> [WHAT THE EXERCISE ASKS]:
Every record here needs to be written out again exactly.

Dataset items
# # # # # # #

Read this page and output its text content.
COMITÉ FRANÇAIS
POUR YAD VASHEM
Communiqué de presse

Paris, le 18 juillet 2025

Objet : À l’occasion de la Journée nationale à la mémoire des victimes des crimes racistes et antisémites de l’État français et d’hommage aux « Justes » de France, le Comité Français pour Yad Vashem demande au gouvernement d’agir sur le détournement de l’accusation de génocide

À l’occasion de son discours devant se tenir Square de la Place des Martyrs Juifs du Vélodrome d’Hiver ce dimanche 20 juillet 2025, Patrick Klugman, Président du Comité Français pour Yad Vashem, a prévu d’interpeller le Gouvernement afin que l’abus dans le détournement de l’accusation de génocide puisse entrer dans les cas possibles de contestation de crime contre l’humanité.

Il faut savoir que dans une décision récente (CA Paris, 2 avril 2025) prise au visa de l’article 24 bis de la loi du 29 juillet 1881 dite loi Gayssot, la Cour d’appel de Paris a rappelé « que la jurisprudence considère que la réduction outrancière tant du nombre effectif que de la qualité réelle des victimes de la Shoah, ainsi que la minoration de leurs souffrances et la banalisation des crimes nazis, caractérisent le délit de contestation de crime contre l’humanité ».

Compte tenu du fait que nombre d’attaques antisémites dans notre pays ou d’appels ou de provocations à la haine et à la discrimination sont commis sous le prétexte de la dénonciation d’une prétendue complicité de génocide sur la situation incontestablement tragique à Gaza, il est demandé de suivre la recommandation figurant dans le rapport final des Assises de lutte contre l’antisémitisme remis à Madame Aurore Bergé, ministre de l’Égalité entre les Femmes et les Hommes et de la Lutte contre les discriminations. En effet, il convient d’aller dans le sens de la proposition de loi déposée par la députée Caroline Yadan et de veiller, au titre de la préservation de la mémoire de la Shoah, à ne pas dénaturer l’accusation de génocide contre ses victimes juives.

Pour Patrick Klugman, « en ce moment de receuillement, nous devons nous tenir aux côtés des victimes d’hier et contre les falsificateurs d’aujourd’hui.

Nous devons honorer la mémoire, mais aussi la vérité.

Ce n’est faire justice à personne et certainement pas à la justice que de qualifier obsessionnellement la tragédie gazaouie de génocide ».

# # # # # # #

> [IN RESPONSE]:
Read this page and output its text content.
COMITÉ FRANÇAIS
POUR YAD VASHEM
Communiqué de presse

Paris, le 18 juillet 2025

Objet : À l’occasion de la Journée nationale à la mémoire des victimes des crimes racistes et antisémites de l’État français et d’hommage aux « Justes » de France, le Comité Français pour Yad Vashem demande au gouvernement d’agir sur le détournement de l’accusation de génocide

À l’occasion de son discours devant se tenir Square de la Place des Martyrs Juifs du Vélodrome d’Hiver ce dimanche 20 juillet 2025, Patrick Klugman, Président du Comité Français pour Yad Vashem, a prévu d’interpeller le Gouvernement afin que l’abus dans le détournement de l’accusation de génocide puisse entrer dans les cas possibles de contestation de crime contre l’humanité.

Il faut savoir que dans une décision récente (CA Paris, 2 avril 2025) prise au visa de l’article 24 bis de la loi du 29 juillet 1881 dite loi Gayssot, la Cour d’appel de Paris a rappelé « que la jurisprudence considère que la réduction outrancière tant du nombre effectif que de la qualité réelle des victimes de la Shoah, ainsi que la minoration de leurs souffrances et la banalisation des crimes nazis, caractérisent le délit de contestation de crime contre l’humanité ».

Compte tenu du fait que nombre d’attaques antisémites dans notre pays ou d’appels ou de provocations à la haine et à la discrimination sont commis sous le prétexte de la dénonciation d’une prétendue complicité de génocide sur la situation incontestablement tragique à Gaza, il est demandé de suivre la recommandation figurant dans le rapport final des Assises de lutte contre l’antisémitisme remis à Madame Aurore Bergé, ministre de l’Égalité entre les Femmes et les Hommes et de la Lutte contre les discriminations. En effet, il convient d’aller dans le sens de la proposition de loi déposée par la députée Caroline Yadan et de veiller, au titre de la préservation de la mémoire de la Shoah, à ne pas dénaturer l’accusation de génocide contre ses victimes juives.

Pour Patrick Klugman, « en ce moment de receuillement, nous devons nous tenir aux côtés des victimes d’hier et contre les falsificateurs d’aujourd’hui.

Nous devons honorer la mémoire, mais aussi la vérité.

Ce n’est faire justice à personne et certainement pas à la justice que de qualifier obsessionnellement la tragédie gazaouie de génocide ».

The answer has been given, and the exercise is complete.